■ What to work on ■
Retype all of the data. Every line must match exactly.

■ Entries supplied ■
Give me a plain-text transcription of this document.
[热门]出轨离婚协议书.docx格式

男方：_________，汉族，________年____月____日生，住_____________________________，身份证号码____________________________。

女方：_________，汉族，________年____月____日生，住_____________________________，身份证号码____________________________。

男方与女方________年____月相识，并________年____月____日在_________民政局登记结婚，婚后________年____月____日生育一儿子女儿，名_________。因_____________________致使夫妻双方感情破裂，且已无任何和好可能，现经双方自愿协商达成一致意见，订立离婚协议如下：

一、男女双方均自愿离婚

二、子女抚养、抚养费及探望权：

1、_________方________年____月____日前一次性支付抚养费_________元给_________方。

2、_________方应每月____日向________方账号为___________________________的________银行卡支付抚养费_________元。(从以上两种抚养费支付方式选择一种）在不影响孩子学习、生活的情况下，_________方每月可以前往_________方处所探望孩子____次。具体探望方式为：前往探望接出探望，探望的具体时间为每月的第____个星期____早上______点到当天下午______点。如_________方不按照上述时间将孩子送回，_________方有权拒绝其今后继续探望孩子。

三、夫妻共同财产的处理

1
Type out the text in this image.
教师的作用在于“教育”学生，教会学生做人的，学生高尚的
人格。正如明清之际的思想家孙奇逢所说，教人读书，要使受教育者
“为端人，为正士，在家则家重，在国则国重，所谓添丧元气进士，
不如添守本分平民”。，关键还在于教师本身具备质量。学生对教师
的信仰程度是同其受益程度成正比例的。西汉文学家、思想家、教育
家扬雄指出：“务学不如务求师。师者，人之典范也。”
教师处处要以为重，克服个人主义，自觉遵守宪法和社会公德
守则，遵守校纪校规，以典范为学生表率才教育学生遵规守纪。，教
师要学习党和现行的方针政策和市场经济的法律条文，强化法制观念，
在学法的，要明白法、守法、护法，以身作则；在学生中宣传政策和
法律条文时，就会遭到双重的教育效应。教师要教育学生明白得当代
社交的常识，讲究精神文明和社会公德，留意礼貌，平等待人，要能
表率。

■ Exercise solution ■
Give me a plain-text transcription of this document.
[热门]出轨离婚协议书.docx格式

男方：_________，汉族，________年____月____日生，住_____________________________，身份证号码____________________________。

女方：_________，汉族，________年____月____日生，住_____________________________，身份证号码____________________________。

男方与女方________年____月相识，并________年____月____日在_________民政局登记结婚，婚后________年____月____日生育一儿子女儿，名_________。因_____________________致使夫妻双方感情破裂，且已无任何和好可能，现经双方自愿协商达成一致意见，订立离婚协议如下：

一、男女双方均自愿离婚

二、子女抚养、抚养费及探望权：

1、_________方________年____月____日前一次性支付抚养费_________元给_________方。

2、_________方应每月____日向________方账号为___________________________的________银行卡支付抚养费_________元。(从以上两种抚养费支付方式选择一种）在不影响孩子学习、生活的情况下，_________方每月可以前往_________方处所探望孩子____次。具体探望方式为：前往探望接出探望，探望的具体时间为每月的第____个星期____早上______点到当天下午______点。如_________方不按照上述时间将孩子送回，_________方有权拒绝其今后继续探望孩子。

三、夫妻共同财产的处理

1
Type out the text in this image.
教师的作用在于“教育”学生，教会学生做人的，学生高尚的
人格。正如明清之际的思想家孙奇逢所说，教人读书，要使受教育者
“为端人，为正士，在家则家重，在国则国重，所谓添丧元气进士，
不如添守本分平民”。，关键还在于教师本身具备质量。学生对教师
的信仰程度是同其受益程度成正比例的。西汉文学家、思想家、教育
家扬雄指出：“务学不如务求师。师者，人之典范也。”
教师处处要以为重，克服个人主义，自觉遵守宪法和社会公德
守则，遵守校纪校规，以典范为学生表率才教育学生遵规守纪。，教
师要学习党和现行的方针政策和市场经济的法律条文，强化法制观念，
在学法的，要明白法、守法、护法，以身作则；在学生中宣传政策和
法律条文时，就会遭到双重的教育效应。教师要教育学生明白得当代
社交的常识，讲究精神文明和社会公德，留意礼貌，平等待人，要能
表率。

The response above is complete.